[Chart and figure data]
####
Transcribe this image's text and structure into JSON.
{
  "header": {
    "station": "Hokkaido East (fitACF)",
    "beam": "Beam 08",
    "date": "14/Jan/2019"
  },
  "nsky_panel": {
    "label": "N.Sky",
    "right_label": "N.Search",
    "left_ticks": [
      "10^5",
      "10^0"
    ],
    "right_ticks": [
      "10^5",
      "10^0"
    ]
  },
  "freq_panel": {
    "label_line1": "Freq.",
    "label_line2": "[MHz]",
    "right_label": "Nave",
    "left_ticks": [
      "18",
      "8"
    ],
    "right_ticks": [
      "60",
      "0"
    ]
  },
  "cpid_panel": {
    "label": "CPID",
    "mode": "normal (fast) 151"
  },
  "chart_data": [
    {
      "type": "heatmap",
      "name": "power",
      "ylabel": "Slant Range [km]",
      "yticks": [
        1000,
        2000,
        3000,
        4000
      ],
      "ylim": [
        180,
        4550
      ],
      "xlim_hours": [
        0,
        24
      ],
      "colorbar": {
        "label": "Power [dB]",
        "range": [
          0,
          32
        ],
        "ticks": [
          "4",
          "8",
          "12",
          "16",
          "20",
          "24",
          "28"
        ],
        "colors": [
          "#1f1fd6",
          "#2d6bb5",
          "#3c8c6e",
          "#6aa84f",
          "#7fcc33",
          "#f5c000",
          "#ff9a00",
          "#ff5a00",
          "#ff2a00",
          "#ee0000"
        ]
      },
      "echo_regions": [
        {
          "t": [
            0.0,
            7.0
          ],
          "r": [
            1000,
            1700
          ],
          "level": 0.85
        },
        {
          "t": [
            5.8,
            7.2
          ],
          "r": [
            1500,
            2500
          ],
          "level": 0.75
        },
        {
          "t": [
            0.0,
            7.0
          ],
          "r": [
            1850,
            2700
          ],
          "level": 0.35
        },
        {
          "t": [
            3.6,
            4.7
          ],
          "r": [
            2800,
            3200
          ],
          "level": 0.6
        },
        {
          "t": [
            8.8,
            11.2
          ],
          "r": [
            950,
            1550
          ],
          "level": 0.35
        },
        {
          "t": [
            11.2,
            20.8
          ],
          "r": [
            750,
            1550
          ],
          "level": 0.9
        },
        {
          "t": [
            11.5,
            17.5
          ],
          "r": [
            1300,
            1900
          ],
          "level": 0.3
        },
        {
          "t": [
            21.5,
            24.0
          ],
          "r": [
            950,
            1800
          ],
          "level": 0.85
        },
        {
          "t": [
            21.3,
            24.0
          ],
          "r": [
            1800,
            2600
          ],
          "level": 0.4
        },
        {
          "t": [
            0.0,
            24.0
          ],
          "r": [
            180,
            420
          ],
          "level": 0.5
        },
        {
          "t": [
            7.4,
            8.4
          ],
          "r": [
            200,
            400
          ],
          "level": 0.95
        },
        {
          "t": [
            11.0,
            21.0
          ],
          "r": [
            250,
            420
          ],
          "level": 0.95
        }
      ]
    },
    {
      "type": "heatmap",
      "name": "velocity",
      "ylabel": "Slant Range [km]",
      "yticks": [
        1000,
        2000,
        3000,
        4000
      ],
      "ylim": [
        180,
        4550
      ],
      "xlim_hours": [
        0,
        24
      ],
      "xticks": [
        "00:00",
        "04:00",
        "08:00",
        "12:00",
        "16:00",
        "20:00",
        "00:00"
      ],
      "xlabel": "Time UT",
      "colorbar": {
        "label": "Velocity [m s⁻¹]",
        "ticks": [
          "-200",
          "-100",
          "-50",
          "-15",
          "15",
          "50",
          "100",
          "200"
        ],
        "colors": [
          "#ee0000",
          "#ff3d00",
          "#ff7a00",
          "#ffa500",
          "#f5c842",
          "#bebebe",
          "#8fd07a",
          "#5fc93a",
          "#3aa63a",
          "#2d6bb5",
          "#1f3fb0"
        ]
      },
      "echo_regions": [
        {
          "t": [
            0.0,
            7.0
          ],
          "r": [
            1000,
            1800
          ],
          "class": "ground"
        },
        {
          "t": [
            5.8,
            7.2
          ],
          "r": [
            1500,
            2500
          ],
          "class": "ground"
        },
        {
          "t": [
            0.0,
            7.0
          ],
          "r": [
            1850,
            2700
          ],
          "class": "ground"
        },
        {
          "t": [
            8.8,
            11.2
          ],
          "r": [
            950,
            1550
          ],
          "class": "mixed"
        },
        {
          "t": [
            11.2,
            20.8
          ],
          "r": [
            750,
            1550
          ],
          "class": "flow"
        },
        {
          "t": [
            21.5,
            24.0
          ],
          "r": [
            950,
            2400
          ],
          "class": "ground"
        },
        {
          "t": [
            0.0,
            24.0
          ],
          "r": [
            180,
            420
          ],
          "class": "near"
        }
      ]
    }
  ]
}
####
▶ _Task_: The records above must be output exactly, in full.

▶ _Result of this exercise_:
Transcribe this image's text and structure into JSON.
{
  "header": {
    "station": "Hokkaido East (fitACF)",
    "beam": "Beam 08",
    "date": "14/Jan/2019"
  },
  "nsky_panel": {
    "label": "N.Sky",
    "right_label": "N.Search",
    "left_ticks": [
      "10^5",
      "10^0"
    ],
    "right_ticks": [
      "10^5",
      "10^0"
    ]
  },
  "freq_panel": {
    "label_line1": "Freq.",
    "label_line2": "[MHz]",
    "right_label": "Nave",
    "left_ticks": [
      "18",
      "8"
    ],
    "right_ticks": [
      "60",
      "0"
    ]
  },
  "cpid_panel": {
    "label": "CPID",
    "mode": "normal (fast) 151"
  },
  "chart_data": [
    {
      "type": "heatmap",
      "name": "power",
      "ylabel": "Slant Range [km]",
      "yticks": [
        1000,
        2000,
        3000,
        4000
      ],
      "ylim": [
        180,
        4550
      ],
      "xlim_hours": [
        0,
        24
      ],
      "colorbar": {
        "label": "Power [dB]",
        "range": [
          0,
          32
        ],
        "ticks": [
          "4",
          "8",
          "12",
          "16",
          "20",
          "24",
          "28"
        ],
        "colors": [
          "#1f1fd6",
          "#2d6bb5",
          "#3c8c6e",
          "#6aa84f",
          "#7fcc33",
          "#f5c000",
          "#ff9a00",
          "#ff5a00",
          "#ff2a00",
          "#ee0000"
        ]
      },
      "echo_regions": [
        {
          "t": [
            0.0,
            7.0
          ],
          "r": [
            1000,
            1700
          ],
          "level": 0.85
        },
        {
          "t": [
            5.8,
            7.2
          ],
          "r": [
            1500,
            2500
          ],
          "level": 0.75
        },
        {
          "t": [
            0.0,
            7.0
          ],
          "r": [
            1850,
            2700
          ],
          "level": 0.35
        },
        {
          "t": [
            3.6,
            4.7
          ],
          "r": [
            2800,
            3200
          ],
          "level": 0.6
        },
        {
          "t": [
            8.8,
            11.2
          ],
          "r": [
            950,
            1550
          ],
          "level": 0.35
        },
        {
          "t": [
            11.2,
            20.8
          ],
          "r": [
            750,
            1550
          ],
          "level": 0.9
        },
        {
          "t": [
            11.5,
            17.5
          ],
          "r": [
            1300,
            1900
          ],
          "level": 0.3
        },
        {
          "t": [
            21.5,
            24.0
          ],
          "r": [
            950,
            1800
          ],
          "level": 0.85
        },
        {
          "t": [
            21.3,
            24.0
          ],
          "r": [
            1800,
            2600
          ],
          "level": 0.4
        },
        {
          "t": [
            0.0,
            24.0
          ],
          "r": [
            180,
            420
          ],
          "level": 0.5
        },
        {
          "t": [
            7.4,
            8.4
          ],
          "r": [
            200,
            400
          ],
          "level": 0.95
        },
        {
          "t": [
            11.0,
            21.0
          ],
          "r": [
            250,
            420
          ],
          "level": 0.95
        }
      ]
    },
    {
      "type": "heatmap",
      "name": "velocity",
      "ylabel": "Slant Range [km]",
      "yticks": [
        1000,
        2000,
        3000,
        4000
      ],
      "ylim": [
        180,
        4550
      ],
      "xlim_hours": [
        0,
        24
      ],
      "xticks": [
        "00:00",
        "04:00",
        "08:00",
        "12:00",
        "16:00",
        "20:00",
        "00:00"
      ],
      "xlabel": "Time UT",
      "colorbar": {
        "label": "Velocity [m s⁻¹]",
        "ticks": [
          "-200",
          "-100",
          "-50",
          "-15",
          "15",
          "50",
          "100",
          "200"
        ],
        "colors": [
          "#ee0000",
          "#ff3d00",
          "#ff7a00",
          "#ffa500",
          "#f5c842",
          "#bebebe",
          "#8fd07a",
          "#5fc93a",
          "#3aa63a",
          "#2d6bb5",
          "#1f3fb0"
        ]
      },
      "echo_regions": [
        {
          "t": [
            0.0,
            7.0
          ],
          "r": [
            1000,
            1800
          ],
          "class": "ground"
        },
        {
          "t": [
            5.8,
            7.2
          ],
          "r": [
            1500,
            2500
          ],
          "class": "ground"
        },
        {
          "t": [
            0.0,
            7.0
          ],
          "r": [
            1850,
            2700
          ],
          "class": "ground"
        },
        {
          "t": [
            8.8,
            11.2
          ],
          "r": [
            950,
            1550
          ],
          "class": "mixed"
        },
        {
          "t": [
            11.2,
            20.8
          ],
          "r": [
            750,
            1550
          ],
          "class": "flow"
        },
        {
          "t": [
            21.5,
            24.0
          ],
          "r": [
            950,
            2400
          ],
          "class": "ground"
        },
        {
          "t": [
            0.0,
            24.0
          ],
          "r": [
            180,
            420
          ],
          "class": "near"
        }
      ]
    }
  ]
}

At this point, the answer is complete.